SET TASK: Check every line below for the string "frac", and copy the lines that contain it.

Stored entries
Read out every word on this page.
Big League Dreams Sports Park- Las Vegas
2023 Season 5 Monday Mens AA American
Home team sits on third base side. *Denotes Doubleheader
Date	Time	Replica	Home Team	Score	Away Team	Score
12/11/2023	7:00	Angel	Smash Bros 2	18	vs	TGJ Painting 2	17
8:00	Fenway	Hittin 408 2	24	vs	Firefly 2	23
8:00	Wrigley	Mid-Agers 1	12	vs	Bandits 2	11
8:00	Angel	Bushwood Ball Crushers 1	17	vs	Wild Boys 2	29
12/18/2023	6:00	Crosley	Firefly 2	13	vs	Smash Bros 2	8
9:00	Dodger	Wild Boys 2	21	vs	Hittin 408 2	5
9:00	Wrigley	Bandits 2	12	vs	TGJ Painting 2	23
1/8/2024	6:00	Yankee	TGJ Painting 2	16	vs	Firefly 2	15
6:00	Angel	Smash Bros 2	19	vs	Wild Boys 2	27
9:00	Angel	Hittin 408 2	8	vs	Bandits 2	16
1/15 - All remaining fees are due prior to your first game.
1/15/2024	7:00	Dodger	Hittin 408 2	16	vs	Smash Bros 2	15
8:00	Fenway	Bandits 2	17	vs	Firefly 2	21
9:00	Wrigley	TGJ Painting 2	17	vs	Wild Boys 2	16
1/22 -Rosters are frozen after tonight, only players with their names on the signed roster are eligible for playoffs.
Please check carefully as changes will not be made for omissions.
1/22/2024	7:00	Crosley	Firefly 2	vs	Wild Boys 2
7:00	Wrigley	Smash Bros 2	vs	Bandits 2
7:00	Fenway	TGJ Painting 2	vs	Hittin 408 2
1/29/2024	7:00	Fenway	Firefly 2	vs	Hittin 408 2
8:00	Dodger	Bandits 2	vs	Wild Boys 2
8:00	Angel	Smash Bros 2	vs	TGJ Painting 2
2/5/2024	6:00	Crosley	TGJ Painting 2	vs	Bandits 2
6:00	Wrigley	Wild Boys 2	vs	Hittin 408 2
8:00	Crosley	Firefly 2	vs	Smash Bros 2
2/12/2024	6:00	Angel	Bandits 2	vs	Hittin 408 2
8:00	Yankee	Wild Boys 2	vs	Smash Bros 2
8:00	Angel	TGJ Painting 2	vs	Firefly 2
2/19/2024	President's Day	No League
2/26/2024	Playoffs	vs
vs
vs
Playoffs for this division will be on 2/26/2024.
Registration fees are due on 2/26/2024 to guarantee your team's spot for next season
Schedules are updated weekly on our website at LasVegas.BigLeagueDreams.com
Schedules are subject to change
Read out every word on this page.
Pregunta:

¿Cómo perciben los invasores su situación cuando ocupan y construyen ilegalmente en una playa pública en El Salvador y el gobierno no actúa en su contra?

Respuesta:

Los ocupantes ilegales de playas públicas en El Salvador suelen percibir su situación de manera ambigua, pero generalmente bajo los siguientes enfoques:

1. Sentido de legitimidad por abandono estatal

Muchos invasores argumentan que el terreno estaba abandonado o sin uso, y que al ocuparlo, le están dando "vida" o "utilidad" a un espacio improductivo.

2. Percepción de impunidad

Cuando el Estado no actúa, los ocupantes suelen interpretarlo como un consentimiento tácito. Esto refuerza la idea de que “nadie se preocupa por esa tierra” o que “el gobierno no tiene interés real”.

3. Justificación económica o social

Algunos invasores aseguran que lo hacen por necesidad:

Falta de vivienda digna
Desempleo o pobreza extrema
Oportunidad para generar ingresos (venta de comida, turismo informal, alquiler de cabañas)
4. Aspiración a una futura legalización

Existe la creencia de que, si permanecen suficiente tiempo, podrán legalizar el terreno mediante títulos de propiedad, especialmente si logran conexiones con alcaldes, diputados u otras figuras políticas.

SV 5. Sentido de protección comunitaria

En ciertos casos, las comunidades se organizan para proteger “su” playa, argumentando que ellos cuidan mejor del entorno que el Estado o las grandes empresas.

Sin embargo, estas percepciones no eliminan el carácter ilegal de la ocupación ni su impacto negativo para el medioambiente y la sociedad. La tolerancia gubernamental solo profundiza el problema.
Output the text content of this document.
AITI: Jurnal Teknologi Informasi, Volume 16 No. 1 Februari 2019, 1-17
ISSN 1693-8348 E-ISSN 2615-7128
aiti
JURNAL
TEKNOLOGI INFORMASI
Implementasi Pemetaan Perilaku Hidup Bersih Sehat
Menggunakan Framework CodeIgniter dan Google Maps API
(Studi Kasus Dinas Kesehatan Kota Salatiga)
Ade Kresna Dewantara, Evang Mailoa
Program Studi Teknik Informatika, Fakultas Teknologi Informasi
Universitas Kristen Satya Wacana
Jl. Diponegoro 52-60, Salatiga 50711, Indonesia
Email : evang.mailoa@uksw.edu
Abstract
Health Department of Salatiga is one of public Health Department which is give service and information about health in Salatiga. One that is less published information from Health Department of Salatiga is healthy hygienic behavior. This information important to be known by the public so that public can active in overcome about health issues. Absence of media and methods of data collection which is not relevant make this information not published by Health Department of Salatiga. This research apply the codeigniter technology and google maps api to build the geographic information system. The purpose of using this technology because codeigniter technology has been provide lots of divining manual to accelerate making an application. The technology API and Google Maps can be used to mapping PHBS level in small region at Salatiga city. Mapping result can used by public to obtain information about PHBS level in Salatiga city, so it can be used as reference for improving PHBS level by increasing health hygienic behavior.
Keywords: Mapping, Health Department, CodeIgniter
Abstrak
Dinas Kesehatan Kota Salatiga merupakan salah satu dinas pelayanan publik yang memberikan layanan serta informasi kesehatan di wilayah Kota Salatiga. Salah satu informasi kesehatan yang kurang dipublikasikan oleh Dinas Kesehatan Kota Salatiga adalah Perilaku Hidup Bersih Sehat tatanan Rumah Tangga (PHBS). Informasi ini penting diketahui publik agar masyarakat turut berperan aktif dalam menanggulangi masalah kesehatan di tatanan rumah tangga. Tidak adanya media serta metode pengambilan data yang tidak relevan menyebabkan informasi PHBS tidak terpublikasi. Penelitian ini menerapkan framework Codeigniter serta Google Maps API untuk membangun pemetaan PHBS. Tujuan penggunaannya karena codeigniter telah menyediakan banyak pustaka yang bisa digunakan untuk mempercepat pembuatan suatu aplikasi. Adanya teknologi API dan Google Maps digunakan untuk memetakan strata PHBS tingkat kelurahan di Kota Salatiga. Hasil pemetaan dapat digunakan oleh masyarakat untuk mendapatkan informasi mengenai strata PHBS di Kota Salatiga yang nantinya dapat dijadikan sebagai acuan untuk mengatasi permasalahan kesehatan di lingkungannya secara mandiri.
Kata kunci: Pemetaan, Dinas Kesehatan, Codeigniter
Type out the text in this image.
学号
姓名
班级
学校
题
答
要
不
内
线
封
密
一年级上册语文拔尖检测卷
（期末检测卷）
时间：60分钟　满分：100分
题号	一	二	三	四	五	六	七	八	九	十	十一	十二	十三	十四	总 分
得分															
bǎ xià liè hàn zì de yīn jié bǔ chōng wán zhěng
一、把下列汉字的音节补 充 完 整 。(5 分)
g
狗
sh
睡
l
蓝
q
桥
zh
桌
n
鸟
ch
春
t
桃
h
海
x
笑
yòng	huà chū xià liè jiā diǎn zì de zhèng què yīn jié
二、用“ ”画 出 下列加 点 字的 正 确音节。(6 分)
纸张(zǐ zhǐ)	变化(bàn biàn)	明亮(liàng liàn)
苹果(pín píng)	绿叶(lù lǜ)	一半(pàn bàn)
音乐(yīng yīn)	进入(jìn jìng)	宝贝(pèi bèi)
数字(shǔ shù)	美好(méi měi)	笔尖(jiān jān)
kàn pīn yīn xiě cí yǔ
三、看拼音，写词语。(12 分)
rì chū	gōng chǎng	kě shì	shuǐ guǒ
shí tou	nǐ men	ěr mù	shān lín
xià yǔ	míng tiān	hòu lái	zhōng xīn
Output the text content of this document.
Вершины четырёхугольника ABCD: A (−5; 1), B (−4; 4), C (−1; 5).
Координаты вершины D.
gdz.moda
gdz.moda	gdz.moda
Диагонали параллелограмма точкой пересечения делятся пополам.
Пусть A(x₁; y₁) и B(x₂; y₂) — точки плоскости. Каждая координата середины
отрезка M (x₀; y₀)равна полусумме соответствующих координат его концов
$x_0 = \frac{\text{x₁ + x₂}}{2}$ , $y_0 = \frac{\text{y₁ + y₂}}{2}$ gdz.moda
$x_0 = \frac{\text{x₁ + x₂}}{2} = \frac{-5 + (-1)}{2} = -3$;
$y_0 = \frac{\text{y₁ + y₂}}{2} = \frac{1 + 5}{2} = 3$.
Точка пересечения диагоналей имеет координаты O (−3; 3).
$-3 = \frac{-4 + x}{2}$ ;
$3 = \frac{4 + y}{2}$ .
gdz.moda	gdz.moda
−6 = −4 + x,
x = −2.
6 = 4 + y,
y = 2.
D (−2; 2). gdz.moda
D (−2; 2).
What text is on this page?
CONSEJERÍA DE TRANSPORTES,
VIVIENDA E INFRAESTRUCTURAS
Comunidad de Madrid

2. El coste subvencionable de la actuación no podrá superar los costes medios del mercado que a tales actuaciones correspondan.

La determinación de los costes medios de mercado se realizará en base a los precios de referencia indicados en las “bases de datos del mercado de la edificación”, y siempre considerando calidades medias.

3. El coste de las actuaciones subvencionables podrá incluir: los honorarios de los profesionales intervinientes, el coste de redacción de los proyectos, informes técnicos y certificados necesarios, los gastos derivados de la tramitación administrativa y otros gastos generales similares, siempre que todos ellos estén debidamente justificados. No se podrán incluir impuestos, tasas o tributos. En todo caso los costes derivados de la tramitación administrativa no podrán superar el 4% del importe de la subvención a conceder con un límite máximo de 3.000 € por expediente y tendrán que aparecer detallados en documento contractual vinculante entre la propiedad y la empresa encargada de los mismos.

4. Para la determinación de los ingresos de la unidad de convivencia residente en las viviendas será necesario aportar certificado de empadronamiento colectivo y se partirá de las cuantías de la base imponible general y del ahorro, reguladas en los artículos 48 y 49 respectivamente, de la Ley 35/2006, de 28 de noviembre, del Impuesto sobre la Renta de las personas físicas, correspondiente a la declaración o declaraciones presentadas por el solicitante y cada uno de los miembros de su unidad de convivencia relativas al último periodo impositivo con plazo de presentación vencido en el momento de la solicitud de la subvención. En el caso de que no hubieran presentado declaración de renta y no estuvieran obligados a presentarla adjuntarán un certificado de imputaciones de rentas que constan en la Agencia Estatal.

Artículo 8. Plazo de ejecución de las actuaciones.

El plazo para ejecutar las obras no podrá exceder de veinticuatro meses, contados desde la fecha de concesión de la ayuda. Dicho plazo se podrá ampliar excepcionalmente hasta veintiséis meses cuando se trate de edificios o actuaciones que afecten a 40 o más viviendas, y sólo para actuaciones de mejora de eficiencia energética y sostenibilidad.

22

ANSWER IN FULL:
$x_0 = \frac{\text{x₁ + x₂}}{2}$ , $y_0 = \frac{\text{y₁ + y₂}}{2}$ gdz.moda
$x_0 = \frac{\text{x₁ + x₂}}{2} = \frac{-5 + (-1)}{2} = -3$;
$y_0 = \frac{\text{y₁ + y₂}}{2} = \frac{1 + 5}{2} = 3$.
$-3 = \frac{-4 + x}{2}$ ;
$3 = \frac{4 + y}{2}$ .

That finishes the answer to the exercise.